╭─ Recorded information

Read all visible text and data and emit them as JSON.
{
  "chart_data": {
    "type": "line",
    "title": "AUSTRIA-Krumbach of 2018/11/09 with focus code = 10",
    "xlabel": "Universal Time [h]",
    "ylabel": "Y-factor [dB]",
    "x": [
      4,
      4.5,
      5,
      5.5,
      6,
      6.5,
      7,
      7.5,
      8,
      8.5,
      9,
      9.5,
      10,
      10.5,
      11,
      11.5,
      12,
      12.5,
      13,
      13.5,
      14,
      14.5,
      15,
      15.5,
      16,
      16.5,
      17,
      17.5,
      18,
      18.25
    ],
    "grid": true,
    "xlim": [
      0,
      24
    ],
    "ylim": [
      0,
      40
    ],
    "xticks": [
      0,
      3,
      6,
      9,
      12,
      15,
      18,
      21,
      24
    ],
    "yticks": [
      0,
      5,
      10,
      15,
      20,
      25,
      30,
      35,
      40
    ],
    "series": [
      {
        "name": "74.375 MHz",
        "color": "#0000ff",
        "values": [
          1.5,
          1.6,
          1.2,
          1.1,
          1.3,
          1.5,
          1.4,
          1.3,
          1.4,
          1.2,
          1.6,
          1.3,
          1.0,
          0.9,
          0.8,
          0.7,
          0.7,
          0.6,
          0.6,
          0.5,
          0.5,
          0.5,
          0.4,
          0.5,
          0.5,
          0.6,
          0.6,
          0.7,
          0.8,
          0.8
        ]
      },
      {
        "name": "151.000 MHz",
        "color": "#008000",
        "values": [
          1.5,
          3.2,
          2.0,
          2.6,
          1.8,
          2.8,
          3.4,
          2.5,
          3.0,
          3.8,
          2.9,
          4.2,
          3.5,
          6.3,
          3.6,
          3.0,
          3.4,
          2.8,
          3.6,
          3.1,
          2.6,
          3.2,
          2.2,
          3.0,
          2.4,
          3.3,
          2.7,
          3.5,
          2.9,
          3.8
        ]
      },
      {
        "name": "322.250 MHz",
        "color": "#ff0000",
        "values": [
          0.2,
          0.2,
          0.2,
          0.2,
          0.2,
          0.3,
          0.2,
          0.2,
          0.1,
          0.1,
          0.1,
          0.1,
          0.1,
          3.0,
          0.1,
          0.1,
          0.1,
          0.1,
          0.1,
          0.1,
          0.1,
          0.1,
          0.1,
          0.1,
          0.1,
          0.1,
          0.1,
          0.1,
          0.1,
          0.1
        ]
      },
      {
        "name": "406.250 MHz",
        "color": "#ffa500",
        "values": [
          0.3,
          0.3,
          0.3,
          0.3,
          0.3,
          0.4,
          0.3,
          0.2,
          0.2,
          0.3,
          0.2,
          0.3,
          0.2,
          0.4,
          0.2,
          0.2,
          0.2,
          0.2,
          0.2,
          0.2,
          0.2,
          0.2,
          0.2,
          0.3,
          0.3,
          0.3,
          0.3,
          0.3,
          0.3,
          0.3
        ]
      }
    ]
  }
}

╰─

Take the entries and copy them out exactly.

Read all visible text and data and emit them as JSON.
{
  "chart_data": {
    "type": "line",
    "title": "AUSTRIA-Krumbach of 2018/11/09 with focus code = 10",
    "xlabel": "Universal Time [h]",
    "ylabel": "Y-factor [dB]",
    "x": [
      4,
      4.5,
      5,
      5.5,
      6,
      6.5,
      7,
      7.5,
      8,
      8.5,
      9,
      9.5,
      10,
      10.5,
      11,
      11.5,
      12,
      12.5,
      13,
      13.5,
      14,
      14.5,
      15,
      15.5,
      16,
      16.5,
      17,
      17.5,
      18,
      18.25
    ],
    "grid": true,
    "xlim": [
      0,
      24
    ],
    "ylim": [
      0,
      40
    ],
    "xticks": [
      0,
      3,
      6,
      9,
      12,
      15,
      18,
      21,
      24
    ],
    "yticks": [
      0,
      5,
      10,
      15,
      20,
      25,
      30,
      35,
      40
    ],
    "series": [
      {
        "name": "74.375 MHz",
        "color": "#0000ff",
        "values": [
          1.5,
          1.6,
          1.2,
          1.1,
          1.3,
          1.5,
          1.4,
          1.3,
          1.4,
          1.2,
          1.6,
          1.3,
          1.0,
          0.9,
          0.8,
          0.7,
          0.7,
          0.6,
          0.6,
          0.5,
          0.5,
          0.5,
          0.4,
          0.5,
          0.5,
          0.6,
          0.6,
          0.7,
          0.8,
          0.8
        ]
      },
      {
        "name": "151.000 MHz",
        "color": "#008000",
        "values": [
          1.5,
          3.2,
          2.0,
          2.6,
          1.8,
          2.8,
          3.4,
          2.5,
          3.0,
          3.8,
          2.9,
          4.2,
          3.5,
          6.3,
          3.6,
          3.0,
          3.4,
          2.8,
          3.6,
          3.1,
          2.6,
          3.2,
          2.2,
          3.0,
          2.4,
          3.3,
          2.7,
          3.5,
          2.9,
          3.8
        ]
      },
      {
        "name": "322.250 MHz",
        "color": "#ff0000",
        "values": [
          0.2,
          0.2,
          0.2,
          0.2,
          0.2,
          0.3,
          0.2,
          0.2,
          0.1,
          0.1,
          0.1,
          0.1,
          0.1,
          3.0,
          0.1,
          0.1,
          0.1,
          0.1,
          0.1,
          0.1,
          0.1,
          0.1,
          0.1,
          0.1,
          0.1,
          0.1,
          0.1,
          0.1,
          0.1,
          0.1
        ]
      },
      {
        "name": "406.250 MHz",
        "color": "#ffa500",
        "values": [
          0.3,
          0.3,
          0.3,
          0.3,
          0.3,
          0.4,
          0.3,
          0.2,
          0.2,
          0.3,
          0.2,
          0.3,
          0.2,
          0.4,
          0.2,
          0.2,
          0.2,
          0.2,
          0.2,
          0.2,
          0.2,
          0.2,
          0.2,
          0.3,
          0.3,
          0.3,
          0.3,
          0.3,
          0.3,
          0.3
        ]
      }
    ]
  }
}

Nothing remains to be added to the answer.